Problem description: Transcribe the forum posts by petri33 below in full, keeping every word, symbol, and line break unchanged.

Text to read:
====

Posts by petri33

1) Message boards : Number crunching : Panic Mode On (108) Server Problems? (Message 1905280)
Posted 8 days ago by Profile petri33Project Donor
Post:
Manually releasing ghosts 20 at a time. Yeah.
Give me a release ghosts button.
It's not that bad :) It recovers 20 if it can. It releases what it can't recover i.e. old ones.

EDIT: I have wondered how you ghost so many ... is it because of corrupt client_state because of the large amount of tasks it is trying to handle?


Sometimes one of the GPUs goes to an error state and all started apps begin to say 'can not determine number of CPUs' and the tasks error out. If I hit reset project then before they are uploaded they become ghosts. That is my explanation.
2) Message boards : Number crunching : Panic Mode On (108) Server Problems? (Message 1905212)
Posted 8 days ago by Profile petri33Project Donor
Post:
Wed 06 Dec 2017 10:52:17 PM EET | SETI@home | Project has no tasks available
Seem like none have been splut to my machine. (split, splat splut :) )
If you let loose your pile of ghosted tasks you would have a better chance of getting more :D


Manually releasing ghosts 20 at a time. Yeah.
Give me a release ghosts button.
3) Message boards : Number crunching : Panic Mode On (108) Server Problems? (Message 1905178)
Posted 9 days ago by Profile petri33Project Donor
Post:
Wed 06 Dec 2017 10:52:17 PM EET | SETI@home | Project has no tasks available

Seem like none have been splut to my machine. (split, splat splut :) )

====

Data provided:
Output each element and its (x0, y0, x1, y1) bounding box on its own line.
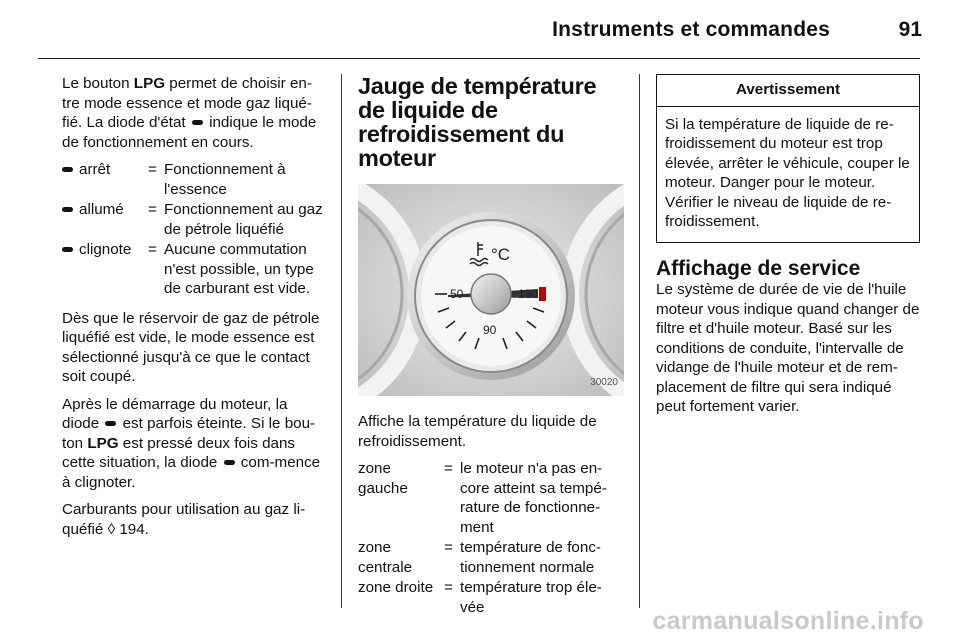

====

The answer:
Posts by petri33

1) Message boards : Number crunching : Panic Mode On (108) Server Problems? (Message 1905280)
Posted 8 days ago by Profile petri33Project Donor
Post:
Manually releasing ghosts 20 at a time. Yeah.
Give me a release ghosts button.
It's not that bad :) It recovers 20 if it can. It releases what it can't recover i.e. old ones.

EDIT: I have wondered how you ghost so many ... is it because of corrupt client_state because of the large amount of tasks it is trying to handle?


Sometimes one of the GPUs goes to an error state and all started apps begin to say 'can not determine number of CPUs' and the tasks error out. If I hit reset project then before they are uploaded they become ghosts. That is my explanation.
2) Message boards : Number crunching : Panic Mode On (108) Server Problems? (Message 1905212)
Posted 8 days ago by Profile petri33Project Donor
Post:
Wed 06 Dec 2017 10:52:17 PM EET | SETI@home | Project has no tasks available
Seem like none have been splut to my machine. (split, splat splut :) )
If you let loose your pile of ghosted tasks you would have a better chance of getting more :D


Manually releasing ghosts 20 at a time. Yeah.
Give me a release ghosts button.
3) Message boards : Number crunching : Panic Mode On (108) Server Problems? (Message 1905178)
Posted 9 days ago by Profile petri33Project Donor
Post:
Wed 06 Dec 2017 10:52:17 PM EET | SETI@home | Project has no tasks available

Seem like none have been splut to my machine. (split, splat splut :) )